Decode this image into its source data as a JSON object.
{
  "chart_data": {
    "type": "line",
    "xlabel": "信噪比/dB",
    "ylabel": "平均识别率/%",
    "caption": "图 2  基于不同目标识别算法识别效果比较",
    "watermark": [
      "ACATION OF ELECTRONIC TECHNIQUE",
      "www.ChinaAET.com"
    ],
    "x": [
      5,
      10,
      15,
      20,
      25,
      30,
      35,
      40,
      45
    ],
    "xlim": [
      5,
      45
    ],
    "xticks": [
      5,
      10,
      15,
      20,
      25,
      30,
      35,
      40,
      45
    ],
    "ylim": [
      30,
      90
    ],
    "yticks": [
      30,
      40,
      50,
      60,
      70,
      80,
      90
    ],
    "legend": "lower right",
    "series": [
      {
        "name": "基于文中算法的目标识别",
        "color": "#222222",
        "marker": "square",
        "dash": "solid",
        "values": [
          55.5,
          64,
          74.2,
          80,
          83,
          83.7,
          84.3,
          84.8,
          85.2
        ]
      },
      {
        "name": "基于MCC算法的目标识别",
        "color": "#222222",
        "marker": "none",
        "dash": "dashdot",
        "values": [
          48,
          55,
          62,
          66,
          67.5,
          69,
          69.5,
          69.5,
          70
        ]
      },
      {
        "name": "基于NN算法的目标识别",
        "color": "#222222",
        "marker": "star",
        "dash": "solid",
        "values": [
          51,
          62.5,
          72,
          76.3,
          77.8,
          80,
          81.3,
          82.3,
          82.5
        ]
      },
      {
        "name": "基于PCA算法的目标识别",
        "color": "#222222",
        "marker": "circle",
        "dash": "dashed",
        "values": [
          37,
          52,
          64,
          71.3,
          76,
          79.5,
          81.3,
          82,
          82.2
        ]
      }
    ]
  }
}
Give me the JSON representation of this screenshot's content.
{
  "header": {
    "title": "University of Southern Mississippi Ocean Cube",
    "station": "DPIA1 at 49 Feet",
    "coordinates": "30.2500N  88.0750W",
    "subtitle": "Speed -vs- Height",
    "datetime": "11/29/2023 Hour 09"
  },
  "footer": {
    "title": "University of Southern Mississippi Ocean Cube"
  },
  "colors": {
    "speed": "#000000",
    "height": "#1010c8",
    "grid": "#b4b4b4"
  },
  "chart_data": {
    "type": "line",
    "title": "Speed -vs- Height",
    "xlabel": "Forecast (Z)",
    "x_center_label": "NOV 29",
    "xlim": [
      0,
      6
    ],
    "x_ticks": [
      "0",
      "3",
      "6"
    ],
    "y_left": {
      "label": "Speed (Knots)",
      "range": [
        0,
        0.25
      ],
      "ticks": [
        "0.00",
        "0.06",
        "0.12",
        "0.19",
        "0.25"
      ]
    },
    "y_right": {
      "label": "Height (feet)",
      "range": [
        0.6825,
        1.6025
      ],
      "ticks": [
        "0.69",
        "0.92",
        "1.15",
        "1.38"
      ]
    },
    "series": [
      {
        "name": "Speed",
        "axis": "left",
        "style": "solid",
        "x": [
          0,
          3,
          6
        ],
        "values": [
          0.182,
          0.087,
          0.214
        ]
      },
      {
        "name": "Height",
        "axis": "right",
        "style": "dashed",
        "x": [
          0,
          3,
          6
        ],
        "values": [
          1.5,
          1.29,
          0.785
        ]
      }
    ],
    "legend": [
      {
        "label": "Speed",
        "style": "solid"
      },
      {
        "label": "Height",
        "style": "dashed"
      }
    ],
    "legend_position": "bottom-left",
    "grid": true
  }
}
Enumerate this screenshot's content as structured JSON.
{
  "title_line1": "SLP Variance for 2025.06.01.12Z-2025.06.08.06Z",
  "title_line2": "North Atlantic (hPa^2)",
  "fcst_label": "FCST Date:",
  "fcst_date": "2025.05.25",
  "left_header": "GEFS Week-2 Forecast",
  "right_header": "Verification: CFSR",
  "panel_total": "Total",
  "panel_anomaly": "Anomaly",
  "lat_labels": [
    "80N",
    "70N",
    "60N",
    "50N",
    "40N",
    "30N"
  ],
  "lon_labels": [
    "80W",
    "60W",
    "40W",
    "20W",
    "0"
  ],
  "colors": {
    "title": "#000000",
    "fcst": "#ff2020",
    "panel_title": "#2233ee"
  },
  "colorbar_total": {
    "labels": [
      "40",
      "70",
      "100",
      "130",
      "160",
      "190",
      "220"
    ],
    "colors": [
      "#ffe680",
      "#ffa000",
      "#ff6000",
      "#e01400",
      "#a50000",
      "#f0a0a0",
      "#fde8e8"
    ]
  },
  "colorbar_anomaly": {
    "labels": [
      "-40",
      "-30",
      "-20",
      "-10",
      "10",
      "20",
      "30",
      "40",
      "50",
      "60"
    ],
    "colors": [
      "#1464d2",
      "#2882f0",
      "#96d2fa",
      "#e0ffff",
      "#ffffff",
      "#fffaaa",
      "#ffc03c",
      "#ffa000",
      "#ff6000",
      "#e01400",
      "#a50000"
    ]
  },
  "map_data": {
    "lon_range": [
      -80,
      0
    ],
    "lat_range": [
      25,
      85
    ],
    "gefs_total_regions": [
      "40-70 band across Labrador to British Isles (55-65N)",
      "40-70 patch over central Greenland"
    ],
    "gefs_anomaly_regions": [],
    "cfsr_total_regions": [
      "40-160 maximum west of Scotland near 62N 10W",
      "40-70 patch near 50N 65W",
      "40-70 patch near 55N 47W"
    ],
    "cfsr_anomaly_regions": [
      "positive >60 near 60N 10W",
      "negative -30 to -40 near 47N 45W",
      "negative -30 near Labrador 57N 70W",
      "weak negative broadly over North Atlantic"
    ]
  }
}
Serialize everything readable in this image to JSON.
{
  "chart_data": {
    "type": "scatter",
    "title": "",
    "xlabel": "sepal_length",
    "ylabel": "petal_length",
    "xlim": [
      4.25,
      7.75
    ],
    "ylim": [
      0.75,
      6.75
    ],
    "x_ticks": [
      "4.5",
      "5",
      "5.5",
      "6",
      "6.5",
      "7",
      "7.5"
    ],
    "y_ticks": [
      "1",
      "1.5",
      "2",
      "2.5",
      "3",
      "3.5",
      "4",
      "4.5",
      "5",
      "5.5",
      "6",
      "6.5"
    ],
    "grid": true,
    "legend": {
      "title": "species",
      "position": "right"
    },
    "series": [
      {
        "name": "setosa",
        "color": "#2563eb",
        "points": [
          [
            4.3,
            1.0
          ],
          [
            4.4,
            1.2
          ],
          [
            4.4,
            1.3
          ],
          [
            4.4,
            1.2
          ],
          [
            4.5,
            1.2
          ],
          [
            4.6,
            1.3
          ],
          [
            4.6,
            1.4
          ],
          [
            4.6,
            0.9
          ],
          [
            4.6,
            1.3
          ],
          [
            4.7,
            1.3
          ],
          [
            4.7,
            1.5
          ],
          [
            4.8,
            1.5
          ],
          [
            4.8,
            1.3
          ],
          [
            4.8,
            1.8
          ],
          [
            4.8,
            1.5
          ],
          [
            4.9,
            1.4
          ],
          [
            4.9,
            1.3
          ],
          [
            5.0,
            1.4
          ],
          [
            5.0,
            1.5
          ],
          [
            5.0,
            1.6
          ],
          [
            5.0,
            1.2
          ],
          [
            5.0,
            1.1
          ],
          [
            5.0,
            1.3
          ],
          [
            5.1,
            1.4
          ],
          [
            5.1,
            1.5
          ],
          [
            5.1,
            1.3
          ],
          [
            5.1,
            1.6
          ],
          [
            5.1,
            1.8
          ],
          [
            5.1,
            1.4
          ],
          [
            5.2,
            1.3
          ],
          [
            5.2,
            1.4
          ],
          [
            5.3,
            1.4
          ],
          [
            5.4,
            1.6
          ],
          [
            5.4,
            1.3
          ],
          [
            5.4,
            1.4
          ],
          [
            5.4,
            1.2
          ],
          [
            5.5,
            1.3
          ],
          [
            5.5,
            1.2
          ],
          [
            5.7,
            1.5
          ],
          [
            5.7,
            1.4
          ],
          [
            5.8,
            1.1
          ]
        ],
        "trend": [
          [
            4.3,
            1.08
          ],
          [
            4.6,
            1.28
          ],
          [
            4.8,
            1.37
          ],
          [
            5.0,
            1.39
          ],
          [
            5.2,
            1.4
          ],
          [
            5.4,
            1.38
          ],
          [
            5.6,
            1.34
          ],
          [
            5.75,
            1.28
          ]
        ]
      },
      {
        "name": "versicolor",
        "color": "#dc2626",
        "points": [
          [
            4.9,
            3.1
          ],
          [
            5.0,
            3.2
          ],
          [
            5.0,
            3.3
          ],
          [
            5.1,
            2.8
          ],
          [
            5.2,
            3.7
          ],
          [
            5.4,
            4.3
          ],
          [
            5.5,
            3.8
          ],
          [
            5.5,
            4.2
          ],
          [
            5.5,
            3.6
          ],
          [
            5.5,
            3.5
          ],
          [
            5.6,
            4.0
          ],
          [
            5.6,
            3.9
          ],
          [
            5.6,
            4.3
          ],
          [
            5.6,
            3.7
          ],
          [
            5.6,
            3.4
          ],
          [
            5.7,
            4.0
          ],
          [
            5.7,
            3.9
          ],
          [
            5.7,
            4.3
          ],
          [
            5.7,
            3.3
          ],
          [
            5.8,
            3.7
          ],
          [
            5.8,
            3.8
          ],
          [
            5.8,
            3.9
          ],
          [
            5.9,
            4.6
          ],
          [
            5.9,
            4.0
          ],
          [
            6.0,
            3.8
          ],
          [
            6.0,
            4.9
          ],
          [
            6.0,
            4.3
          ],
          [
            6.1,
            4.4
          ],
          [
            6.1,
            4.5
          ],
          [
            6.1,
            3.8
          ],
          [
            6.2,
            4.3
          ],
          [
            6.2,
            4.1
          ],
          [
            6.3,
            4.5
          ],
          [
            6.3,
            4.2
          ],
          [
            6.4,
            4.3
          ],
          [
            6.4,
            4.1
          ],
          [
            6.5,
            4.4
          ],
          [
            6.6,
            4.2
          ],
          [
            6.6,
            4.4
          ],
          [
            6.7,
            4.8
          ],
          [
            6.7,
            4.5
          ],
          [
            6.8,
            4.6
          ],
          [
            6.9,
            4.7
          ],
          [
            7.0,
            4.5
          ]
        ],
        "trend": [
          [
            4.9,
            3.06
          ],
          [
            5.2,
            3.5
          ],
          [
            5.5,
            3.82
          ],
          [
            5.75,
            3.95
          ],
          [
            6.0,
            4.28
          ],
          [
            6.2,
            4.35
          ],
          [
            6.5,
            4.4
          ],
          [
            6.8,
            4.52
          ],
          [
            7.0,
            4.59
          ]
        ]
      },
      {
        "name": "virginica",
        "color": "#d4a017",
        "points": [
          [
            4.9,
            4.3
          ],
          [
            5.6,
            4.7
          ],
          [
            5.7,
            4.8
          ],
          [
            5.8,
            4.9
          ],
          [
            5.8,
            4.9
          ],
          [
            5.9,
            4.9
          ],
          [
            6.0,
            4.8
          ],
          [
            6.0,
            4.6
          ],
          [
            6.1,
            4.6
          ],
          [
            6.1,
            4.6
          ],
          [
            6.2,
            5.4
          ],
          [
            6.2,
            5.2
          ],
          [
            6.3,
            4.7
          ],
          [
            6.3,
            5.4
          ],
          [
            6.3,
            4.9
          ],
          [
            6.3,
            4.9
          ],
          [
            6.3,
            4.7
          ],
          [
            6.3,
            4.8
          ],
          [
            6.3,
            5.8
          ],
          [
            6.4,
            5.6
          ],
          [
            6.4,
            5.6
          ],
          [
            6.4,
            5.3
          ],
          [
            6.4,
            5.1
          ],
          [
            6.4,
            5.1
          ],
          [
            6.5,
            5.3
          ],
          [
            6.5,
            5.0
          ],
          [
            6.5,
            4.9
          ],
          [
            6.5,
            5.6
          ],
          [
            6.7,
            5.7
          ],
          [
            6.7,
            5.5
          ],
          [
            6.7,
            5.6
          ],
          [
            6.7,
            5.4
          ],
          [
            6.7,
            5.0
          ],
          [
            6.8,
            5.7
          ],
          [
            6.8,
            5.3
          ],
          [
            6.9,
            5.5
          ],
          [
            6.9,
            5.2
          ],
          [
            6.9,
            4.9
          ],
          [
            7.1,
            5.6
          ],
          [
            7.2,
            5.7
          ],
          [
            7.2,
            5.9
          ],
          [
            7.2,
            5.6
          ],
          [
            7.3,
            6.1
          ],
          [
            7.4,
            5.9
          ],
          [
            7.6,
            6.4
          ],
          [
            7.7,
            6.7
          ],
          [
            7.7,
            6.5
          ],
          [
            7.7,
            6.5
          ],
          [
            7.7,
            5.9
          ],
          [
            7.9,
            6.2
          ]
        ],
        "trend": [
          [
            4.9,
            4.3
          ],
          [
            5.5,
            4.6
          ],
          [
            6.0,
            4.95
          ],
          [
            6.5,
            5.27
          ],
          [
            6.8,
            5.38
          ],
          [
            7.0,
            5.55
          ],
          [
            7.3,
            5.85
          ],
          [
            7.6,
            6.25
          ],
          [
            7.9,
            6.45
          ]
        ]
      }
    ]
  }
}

• Stated task: Copy out all lines from the material above that contain the string "Labrador".

• Answer below:
      "40-70 band across Labrador to British Isles (55-65N)",
      "negative -30 near Labrador 57N 70W",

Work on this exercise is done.